#### Problem requirements
Reproduce each of the following items with every occurrence of "output marker" replaced by "terminal marker", leaving everything else unchanged.

>>>>

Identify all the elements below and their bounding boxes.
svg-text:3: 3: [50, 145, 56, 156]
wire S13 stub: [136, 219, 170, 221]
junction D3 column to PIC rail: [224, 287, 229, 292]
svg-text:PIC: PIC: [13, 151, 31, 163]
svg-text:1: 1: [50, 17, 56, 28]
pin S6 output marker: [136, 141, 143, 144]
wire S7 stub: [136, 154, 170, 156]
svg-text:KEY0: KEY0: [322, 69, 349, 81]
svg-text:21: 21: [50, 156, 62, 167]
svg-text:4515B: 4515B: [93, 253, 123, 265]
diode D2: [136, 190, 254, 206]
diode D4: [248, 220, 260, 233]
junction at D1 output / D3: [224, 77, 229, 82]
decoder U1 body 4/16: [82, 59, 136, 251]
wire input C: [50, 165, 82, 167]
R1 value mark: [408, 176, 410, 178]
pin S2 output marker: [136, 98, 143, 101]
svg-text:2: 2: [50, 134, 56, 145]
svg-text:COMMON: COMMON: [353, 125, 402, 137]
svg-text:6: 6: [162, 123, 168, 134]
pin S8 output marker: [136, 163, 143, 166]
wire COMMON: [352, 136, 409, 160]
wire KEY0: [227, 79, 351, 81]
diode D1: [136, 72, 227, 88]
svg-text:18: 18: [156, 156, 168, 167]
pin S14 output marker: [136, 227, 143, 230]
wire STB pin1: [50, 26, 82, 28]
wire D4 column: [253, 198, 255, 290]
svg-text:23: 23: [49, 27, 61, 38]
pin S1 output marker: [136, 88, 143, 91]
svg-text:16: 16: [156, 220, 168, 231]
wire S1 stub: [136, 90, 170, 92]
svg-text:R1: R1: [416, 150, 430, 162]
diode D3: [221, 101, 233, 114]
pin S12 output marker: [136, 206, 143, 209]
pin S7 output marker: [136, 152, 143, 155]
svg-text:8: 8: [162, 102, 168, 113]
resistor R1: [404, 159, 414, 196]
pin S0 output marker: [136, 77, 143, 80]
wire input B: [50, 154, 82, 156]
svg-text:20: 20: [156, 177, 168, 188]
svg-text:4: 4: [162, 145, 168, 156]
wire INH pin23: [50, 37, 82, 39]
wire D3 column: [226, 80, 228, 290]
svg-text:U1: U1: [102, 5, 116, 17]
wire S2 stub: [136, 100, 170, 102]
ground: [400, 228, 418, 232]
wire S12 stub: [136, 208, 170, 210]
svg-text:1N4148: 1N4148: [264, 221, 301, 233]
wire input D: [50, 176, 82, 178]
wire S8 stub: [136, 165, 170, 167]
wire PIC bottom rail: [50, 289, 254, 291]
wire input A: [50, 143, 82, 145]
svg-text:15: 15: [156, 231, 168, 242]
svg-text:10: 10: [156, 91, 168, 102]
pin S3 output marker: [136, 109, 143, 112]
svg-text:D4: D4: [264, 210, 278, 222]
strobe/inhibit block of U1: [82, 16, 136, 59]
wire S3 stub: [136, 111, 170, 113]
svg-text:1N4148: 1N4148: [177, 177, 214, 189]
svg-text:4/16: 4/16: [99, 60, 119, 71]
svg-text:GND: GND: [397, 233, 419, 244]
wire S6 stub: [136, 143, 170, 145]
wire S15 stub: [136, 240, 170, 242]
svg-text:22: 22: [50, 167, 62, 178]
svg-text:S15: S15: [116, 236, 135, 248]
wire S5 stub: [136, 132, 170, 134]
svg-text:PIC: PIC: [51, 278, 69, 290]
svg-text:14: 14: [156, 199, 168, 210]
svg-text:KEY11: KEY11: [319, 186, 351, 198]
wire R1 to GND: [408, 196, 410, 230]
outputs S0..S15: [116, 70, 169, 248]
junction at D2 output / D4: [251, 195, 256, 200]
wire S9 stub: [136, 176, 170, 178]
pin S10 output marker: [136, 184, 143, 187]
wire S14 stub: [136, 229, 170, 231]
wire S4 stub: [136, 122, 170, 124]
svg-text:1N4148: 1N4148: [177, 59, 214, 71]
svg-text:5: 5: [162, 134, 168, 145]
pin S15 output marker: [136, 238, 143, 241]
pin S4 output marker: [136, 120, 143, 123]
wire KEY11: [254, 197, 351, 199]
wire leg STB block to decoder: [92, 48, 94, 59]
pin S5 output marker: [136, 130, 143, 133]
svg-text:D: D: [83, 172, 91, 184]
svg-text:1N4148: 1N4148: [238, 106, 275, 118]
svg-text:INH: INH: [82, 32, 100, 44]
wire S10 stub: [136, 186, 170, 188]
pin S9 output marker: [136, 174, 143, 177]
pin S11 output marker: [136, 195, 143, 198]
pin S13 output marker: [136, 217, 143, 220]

<<<<

#### Written response
Identify all the elements below and their bounding boxes.
svg-text:3: 3: [50, 145, 56, 156]
wire S13 stub: [136, 219, 170, 221]
junction D3 column to PIC rail: [224, 287, 229, 292]
svg-text:PIC: PIC: [13, 151, 31, 163]
svg-text:1: 1: [50, 17, 56, 28]
pin S6 terminal marker: [136, 141, 143, 144]
wire S7 stub: [136, 154, 170, 156]
svg-text:KEY0: KEY0: [322, 69, 349, 81]
svg-text:21: 21: [50, 156, 62, 167]
svg-text:4515B: 4515B: [93, 253, 123, 265]
diode D2: [136, 190, 254, 206]
diode D4: [248, 220, 260, 233]
junction at D1 output / D3: [224, 77, 229, 82]
decoder U1 body 4/16: [82, 59, 136, 251]
wire input C: [50, 165, 82, 167]
R1 value mark: [408, 176, 410, 178]
pin S2 terminal marker: [136, 98, 143, 101]
svg-text:2: 2: [50, 134, 56, 145]
svg-text:COMMON: COMMON: [353, 125, 402, 137]
svg-text:6: 6: [162, 123, 168, 134]
pin S8 terminal marker: [136, 163, 143, 166]
wire COMMON: [352, 136, 409, 160]
wire KEY0: [227, 79, 351, 81]
diode D1: [136, 72, 227, 88]
svg-text:18: 18: [156, 156, 168, 167]
pin S14 terminal marker: [136, 227, 143, 230]
wire STB pin1: [50, 26, 82, 28]
wire D4 column: [253, 198, 255, 290]
svg-text:23: 23: [49, 27, 61, 38]
pin S1 terminal marker: [136, 88, 143, 91]
svg-text:16: 16: [156, 220, 168, 231]
wire S1 stub: [136, 90, 170, 92]
svg-text:R1: R1: [416, 150, 430, 162]
diode D3: [221, 101, 233, 114]
pin S12 terminal marker: [136, 206, 143, 209]
pin S7 terminal marker: [136, 152, 143, 155]
svg-text:8: 8: [162, 102, 168, 113]
resistor R1: [404, 159, 414, 196]
pin S0 terminal marker: [136, 77, 143, 80]
wire input B: [50, 154, 82, 156]
svg-text:20: 20: [156, 177, 168, 188]
svg-text:4: 4: [162, 145, 168, 156]
wire INH pin23: [50, 37, 82, 39]
wire D3 column: [226, 80, 228, 290]
svg-text:U1: U1: [102, 5, 116, 17]
wire S2 stub: [136, 100, 170, 102]
ground: [400, 228, 418, 232]
wire S12 stub: [136, 208, 170, 210]
svg-text:1N4148: 1N4148: [264, 221, 301, 233]
wire input D: [50, 176, 82, 178]
wire S8 stub: [136, 165, 170, 167]
wire PIC bottom rail: [50, 289, 254, 291]
wire input A: [50, 143, 82, 145]
svg-text:15: 15: [156, 231, 168, 242]
svg-text:10: 10: [156, 91, 168, 102]
pin S3 terminal marker: [136, 109, 143, 112]
svg-text:D4: D4: [264, 210, 278, 222]
strobe/inhibit block of U1: [82, 16, 136, 59]
wire S3 stub: [136, 111, 170, 113]
svg-text:1N4148: 1N4148: [177, 177, 214, 189]
svg-text:4/16: 4/16: [99, 60, 119, 71]
svg-text:GND: GND: [397, 233, 419, 244]
wire S6 stub: [136, 143, 170, 145]
wire S15 stub: [136, 240, 170, 242]
svg-text:22: 22: [50, 167, 62, 178]
svg-text:S15: S15: [116, 236, 135, 248]
wire S5 stub: [136, 132, 170, 134]
svg-text:PIC: PIC: [51, 278, 69, 290]
svg-text:14: 14: [156, 199, 168, 210]
svg-text:KEY11: KEY11: [319, 186, 351, 198]
wire R1 to GND: [408, 196, 410, 230]
outputs S0..S15: [116, 70, 169, 248]
junction at D2 output / D4: [251, 195, 256, 200]
wire S9 stub: [136, 176, 170, 178]
pin S10 terminal marker: [136, 184, 143, 187]
wire S14 stub: [136, 229, 170, 231]
wire S4 stub: [136, 122, 170, 124]
svg-text:1N4148: 1N4148: [177, 59, 214, 71]
svg-text:5: 5: [162, 134, 168, 145]
pin S15 terminal marker: [136, 238, 143, 241]
pin S4 terminal marker: [136, 120, 143, 123]
wire KEY11: [254, 197, 351, 199]
wire leg STB block to decoder: [92, 48, 94, 59]
pin S5 terminal marker: [136, 130, 143, 133]
svg-text:D: D: [83, 172, 91, 184]
svg-text:1N4148: 1N4148: [238, 106, 275, 118]
svg-text:INH: INH: [82, 32, 100, 44]
wire S10 stub: [136, 186, 170, 188]
pin S9 terminal marker: [136, 174, 143, 177]
pin S11 terminal marker: [136, 195, 143, 198]
pin S13 terminal marker: [136, 217, 143, 220]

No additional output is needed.